» AIM OF THE EXERCISE
Answer these questions from the text on COVID-19 and cancer care in Canada:
1. How many Canadians diagnosed with cancer took part in the survey?
2. On average, how many days does it take to reschedule procedures or surgeries?
3. How many mammograms for routine cancer screening did the Ontario Breast Screening Program perform in April 2020?

The situation is critical! A new survey on wave 3 reveals COVID-19 continues to disrupt cancer care across Canada triggering another public health crisis
Ottawa, August 26, 2021 – Cancer still can’t wait! This is the message the Canadian Cancer Survivor Network is sharing with Canadians and policymakers from across the country based on survey results released today.
Entitled Impact of the COVID-19 Crisis on Cancer Patients and their Ability to Receive Treatment, the national survey, which was conducted between June 10th to July 4th, 2021, is the third in a series of research conducted by Leger for the Canadian Cancer Survivor Network. The research aims to assess the extent to which the disruption of cancer care caused by COVID-19 is impacting cancer patients and caregivers, from an emotional and physical wellness perspective. Participants included 1,159 Canadians diagnosed with cancer, 233 caregivers of cancer patients, and 110 Canadians pre-diagnosed with cancer.
Disruption in cancer care continues
Eighteen months after the start of the COVID-19 pandemic, half of the cancer patients across Canada report their cancer care appointments are canceled, postponed, or rescheduled, while six in 10 recently diagnosed patients and seven in 10 patients with metastatic cancer report their cancer care appointments are canceled, postponed, or rescheduled.
On average, it takes 28 days to reschedule cancer care appointments and 44 days to reschedule procedures or surgeries. Moreover, one-third of patients report they still do not have a rescheduled appointment or date for surgery.
Delays in appointments and treatments continue to impact patients and caregivers, with nearly 70 percent reporting these delays were having a major impact on their emotional and mental health.
Widespread decline in cancer screening across Canada
The widespread decline in screening across Canada will likely result in cancers being diagnosed at later stages. The Quebec Ministry of Health reports over 60,000 fewer colonoscopies were completed between April 2020 and January 1, 2021, versus the same period from the previous year. Alberta and Nova Scotia also saw reductions in cancer diagnoses and surgeries during the pandemic. And, the Ontario Breast Screening Program (OBSP) performed 149 mammograms for routine cancer screening in April 2020, compared with 61,655 during the same month one year prior.
Our call to action: Cancer Can’t-Wait
“Across Canada, we have all witnessed the physical, psychological, and financial impact of dealing with the COVID-19 pandemic over the past 18 months,” says Jackie Manthorne, President and CEO of the Canadian Cancer Survivor Network. “For those Canadians facing cancer, the impact is even greater.”
“Cancer can’t wait. It can’t be canceled or postponed,” declares Manthorne. “The pandemic cannot continue to delay diagnoses, tests, treatments, and care that will help save cancer patients’ lives. As COVID-19 continues, so too must cancer care.”
The Canadian Cancer Survivor Network calls on governments, healthcare facilities, and cancer centers not to wait until the pandemic is declared over to invest in strengthening cancer care. Cancer can’t wait for those who are without a cancer diagnosis and for those whose cancer may have progressed to a later stage during the pandemic. Policymakers and hospital administrators across Canada must help to avoid what may already be an unavoidable increase in the number of deaths from cancer.

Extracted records
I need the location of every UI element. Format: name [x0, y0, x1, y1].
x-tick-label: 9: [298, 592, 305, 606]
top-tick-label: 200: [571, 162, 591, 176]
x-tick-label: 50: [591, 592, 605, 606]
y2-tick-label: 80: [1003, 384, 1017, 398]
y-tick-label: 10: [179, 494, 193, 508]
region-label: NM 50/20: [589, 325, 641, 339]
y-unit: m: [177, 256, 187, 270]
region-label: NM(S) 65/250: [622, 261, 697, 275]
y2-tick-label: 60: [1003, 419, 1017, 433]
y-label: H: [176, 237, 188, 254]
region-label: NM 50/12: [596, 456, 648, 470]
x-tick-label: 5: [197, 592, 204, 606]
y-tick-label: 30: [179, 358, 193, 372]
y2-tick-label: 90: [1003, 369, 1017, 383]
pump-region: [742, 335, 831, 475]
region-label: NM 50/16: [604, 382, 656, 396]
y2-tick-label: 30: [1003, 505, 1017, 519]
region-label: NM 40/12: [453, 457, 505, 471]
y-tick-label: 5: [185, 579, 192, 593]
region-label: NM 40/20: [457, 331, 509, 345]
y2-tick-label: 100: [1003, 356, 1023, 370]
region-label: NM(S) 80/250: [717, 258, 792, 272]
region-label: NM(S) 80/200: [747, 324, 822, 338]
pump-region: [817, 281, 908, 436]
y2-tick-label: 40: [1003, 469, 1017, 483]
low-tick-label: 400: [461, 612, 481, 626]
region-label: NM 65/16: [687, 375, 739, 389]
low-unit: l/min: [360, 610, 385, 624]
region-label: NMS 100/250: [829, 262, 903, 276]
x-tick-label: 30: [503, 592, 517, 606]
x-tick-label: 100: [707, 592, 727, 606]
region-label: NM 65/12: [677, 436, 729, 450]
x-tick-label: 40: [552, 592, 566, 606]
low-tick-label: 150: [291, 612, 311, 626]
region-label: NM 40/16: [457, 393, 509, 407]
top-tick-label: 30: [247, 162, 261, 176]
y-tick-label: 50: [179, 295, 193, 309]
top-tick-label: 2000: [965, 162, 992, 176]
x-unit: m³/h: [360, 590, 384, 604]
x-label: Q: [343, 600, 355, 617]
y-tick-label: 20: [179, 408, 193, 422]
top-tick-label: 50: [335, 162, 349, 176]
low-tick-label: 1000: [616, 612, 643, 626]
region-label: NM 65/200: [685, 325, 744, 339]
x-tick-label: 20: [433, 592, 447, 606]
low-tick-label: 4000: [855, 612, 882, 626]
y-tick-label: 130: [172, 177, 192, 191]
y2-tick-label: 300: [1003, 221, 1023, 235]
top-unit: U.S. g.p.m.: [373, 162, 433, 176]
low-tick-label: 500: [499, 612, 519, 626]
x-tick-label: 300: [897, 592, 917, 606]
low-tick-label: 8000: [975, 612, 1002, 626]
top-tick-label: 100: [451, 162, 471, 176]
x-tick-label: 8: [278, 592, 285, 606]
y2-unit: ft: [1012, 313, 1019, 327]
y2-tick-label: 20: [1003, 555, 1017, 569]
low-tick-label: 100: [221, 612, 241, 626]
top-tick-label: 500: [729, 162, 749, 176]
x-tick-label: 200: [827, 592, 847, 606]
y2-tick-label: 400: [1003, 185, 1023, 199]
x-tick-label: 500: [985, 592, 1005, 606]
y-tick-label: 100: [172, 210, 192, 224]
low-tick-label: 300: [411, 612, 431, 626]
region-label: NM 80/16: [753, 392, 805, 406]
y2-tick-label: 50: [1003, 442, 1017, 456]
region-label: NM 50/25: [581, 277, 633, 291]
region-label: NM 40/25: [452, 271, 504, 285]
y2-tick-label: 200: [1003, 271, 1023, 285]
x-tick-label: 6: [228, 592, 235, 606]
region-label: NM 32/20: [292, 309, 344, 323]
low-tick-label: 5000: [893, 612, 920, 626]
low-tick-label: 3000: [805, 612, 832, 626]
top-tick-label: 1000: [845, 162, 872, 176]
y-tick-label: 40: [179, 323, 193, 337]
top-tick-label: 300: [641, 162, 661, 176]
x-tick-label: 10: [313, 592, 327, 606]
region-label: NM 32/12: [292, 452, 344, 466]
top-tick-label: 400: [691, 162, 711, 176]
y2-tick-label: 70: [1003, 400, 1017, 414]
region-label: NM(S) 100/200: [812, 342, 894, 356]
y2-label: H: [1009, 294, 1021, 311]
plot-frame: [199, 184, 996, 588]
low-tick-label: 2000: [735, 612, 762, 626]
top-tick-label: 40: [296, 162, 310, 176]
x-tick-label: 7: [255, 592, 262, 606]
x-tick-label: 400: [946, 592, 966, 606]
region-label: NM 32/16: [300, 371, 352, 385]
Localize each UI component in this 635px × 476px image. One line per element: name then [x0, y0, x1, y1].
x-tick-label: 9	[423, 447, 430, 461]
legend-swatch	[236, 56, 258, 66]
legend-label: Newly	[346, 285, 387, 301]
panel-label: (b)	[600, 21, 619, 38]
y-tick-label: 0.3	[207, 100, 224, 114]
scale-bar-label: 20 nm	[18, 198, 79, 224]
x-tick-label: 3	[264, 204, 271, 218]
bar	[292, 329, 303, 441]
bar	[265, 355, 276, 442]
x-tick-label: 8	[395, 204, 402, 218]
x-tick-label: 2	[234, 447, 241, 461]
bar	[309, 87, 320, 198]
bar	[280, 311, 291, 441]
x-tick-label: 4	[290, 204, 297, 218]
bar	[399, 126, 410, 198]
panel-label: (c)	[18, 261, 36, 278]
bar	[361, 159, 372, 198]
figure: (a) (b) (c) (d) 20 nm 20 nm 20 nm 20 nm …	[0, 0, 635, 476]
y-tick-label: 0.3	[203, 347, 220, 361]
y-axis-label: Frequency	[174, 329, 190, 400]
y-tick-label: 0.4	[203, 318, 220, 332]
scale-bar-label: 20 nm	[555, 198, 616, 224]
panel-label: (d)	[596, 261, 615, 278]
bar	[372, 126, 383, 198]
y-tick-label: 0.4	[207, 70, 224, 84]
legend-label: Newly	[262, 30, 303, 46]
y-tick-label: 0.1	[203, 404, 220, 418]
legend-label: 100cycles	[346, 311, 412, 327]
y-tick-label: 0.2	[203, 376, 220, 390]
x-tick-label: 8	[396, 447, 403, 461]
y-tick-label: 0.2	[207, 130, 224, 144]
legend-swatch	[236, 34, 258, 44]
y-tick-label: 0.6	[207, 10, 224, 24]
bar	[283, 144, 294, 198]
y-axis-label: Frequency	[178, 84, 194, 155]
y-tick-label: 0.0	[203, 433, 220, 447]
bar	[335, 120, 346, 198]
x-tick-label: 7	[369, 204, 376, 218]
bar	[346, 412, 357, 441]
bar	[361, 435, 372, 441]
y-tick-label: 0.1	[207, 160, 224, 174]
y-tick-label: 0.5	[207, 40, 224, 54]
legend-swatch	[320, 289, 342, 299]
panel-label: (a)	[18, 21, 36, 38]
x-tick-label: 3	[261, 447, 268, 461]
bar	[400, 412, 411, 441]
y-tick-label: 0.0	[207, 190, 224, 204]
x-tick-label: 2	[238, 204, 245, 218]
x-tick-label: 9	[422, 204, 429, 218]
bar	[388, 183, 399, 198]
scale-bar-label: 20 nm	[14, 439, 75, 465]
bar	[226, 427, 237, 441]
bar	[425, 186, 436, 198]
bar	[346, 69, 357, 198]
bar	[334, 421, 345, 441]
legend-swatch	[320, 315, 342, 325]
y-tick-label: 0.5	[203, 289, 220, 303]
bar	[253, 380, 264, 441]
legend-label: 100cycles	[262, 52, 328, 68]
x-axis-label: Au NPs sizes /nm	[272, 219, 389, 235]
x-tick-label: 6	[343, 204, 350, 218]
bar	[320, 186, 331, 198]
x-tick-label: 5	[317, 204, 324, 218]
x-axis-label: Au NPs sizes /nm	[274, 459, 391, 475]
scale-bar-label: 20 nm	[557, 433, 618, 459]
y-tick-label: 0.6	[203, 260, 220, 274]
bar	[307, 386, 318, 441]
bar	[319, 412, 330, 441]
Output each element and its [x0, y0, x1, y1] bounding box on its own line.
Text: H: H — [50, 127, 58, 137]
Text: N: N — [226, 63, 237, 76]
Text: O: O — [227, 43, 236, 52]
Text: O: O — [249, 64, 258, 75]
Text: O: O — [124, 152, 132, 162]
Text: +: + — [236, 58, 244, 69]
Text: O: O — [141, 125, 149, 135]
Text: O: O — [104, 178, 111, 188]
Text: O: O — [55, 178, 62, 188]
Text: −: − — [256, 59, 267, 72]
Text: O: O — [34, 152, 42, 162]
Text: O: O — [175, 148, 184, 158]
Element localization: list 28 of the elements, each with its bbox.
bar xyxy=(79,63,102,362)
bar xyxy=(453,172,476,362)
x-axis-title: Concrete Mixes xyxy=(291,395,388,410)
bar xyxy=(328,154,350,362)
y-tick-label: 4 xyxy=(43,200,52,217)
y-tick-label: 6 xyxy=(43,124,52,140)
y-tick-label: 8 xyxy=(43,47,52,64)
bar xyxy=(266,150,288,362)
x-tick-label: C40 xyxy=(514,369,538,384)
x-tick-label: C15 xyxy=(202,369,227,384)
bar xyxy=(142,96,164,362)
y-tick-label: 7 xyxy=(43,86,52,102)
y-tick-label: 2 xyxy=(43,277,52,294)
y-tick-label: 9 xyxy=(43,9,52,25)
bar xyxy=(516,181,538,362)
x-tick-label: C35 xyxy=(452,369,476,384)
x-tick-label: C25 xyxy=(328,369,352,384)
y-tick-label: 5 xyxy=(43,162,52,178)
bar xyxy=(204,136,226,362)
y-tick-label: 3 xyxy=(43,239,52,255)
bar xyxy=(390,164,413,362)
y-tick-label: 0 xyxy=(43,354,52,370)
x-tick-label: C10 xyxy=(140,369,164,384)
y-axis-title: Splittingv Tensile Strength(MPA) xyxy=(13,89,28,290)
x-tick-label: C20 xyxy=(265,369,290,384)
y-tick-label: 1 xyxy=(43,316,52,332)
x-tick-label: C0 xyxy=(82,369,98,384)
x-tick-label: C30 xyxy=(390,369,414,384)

» COMPLETED EXERCISE
1. 1,159
2. 44 days
3. 149